WHAT TO PRODUCE:
Select all lines in the records that include "name".

DATA ROWS:
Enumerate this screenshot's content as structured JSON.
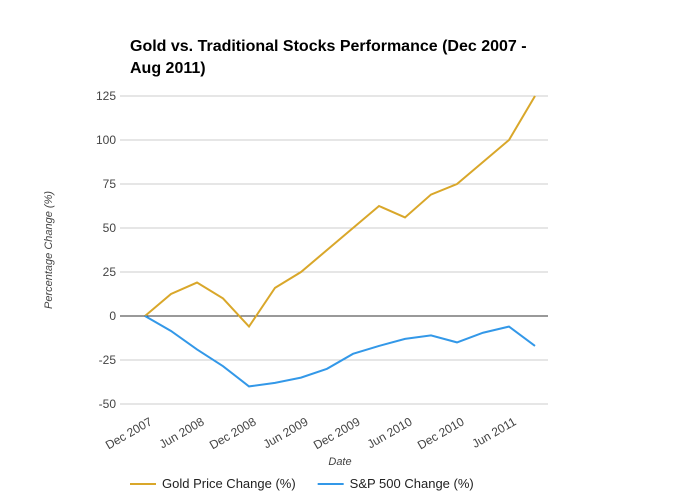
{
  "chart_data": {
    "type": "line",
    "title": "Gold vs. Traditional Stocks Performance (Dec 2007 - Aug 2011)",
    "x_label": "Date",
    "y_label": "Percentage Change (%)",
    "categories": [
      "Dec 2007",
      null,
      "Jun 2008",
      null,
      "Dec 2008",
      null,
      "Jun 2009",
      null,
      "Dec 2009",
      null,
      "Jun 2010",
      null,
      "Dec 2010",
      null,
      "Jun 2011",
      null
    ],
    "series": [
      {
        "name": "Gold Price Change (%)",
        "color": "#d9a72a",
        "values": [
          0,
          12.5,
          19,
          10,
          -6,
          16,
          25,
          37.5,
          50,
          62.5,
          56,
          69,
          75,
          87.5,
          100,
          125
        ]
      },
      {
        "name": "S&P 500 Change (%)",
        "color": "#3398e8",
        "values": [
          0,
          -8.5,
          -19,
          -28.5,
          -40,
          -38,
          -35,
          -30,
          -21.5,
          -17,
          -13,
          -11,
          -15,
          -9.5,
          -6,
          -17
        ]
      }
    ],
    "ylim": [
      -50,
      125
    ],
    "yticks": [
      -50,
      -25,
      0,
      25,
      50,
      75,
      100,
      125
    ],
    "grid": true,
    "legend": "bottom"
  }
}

...

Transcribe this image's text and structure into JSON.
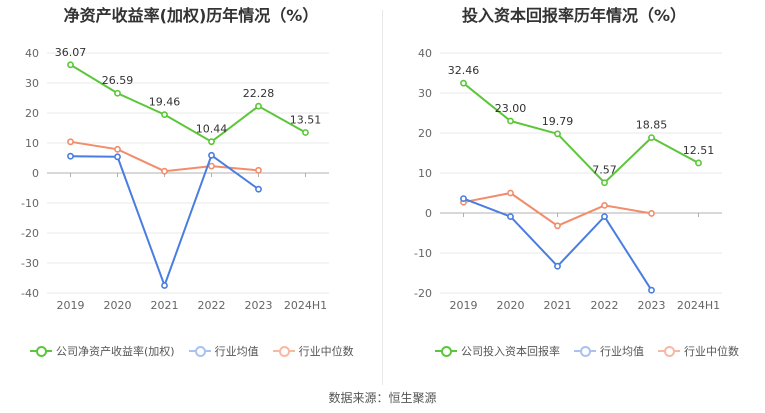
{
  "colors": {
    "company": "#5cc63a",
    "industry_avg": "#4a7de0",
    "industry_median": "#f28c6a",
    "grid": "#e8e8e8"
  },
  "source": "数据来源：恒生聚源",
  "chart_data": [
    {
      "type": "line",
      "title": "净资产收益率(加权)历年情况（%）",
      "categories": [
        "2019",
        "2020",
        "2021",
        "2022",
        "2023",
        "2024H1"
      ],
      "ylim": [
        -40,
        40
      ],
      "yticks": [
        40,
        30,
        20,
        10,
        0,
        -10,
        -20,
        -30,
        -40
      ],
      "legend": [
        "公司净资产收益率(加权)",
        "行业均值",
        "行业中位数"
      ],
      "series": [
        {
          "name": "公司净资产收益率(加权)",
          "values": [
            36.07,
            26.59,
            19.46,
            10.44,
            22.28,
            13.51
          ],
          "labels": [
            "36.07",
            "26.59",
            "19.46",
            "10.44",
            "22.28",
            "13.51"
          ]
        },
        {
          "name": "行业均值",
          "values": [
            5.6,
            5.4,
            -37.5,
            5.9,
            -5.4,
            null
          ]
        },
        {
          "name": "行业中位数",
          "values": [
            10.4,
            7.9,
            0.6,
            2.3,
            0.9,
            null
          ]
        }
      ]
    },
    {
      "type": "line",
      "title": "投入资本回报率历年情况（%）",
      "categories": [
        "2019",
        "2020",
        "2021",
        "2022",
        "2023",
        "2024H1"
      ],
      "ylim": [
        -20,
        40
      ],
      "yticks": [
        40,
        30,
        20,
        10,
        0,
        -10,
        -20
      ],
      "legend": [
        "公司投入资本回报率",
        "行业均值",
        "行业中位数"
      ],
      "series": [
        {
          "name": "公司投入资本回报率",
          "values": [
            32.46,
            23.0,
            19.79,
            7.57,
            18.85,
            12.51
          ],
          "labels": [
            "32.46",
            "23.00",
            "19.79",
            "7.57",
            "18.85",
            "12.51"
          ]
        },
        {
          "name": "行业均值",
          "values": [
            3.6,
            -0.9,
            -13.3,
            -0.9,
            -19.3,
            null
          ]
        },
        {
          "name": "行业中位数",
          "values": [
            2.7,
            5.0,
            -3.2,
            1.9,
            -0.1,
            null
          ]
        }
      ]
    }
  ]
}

SOLUTION:
        "name": "Gold Price Change (%)",
        "name": "S&P 500 Change (%)",
          "name": "公司净资产收益率(加权)",
          "name": "行业均值",
          "name": "行业中位数",
          "name": "公司投入资本回报率",
          "name": "行业均值",
          "name": "行业中位数",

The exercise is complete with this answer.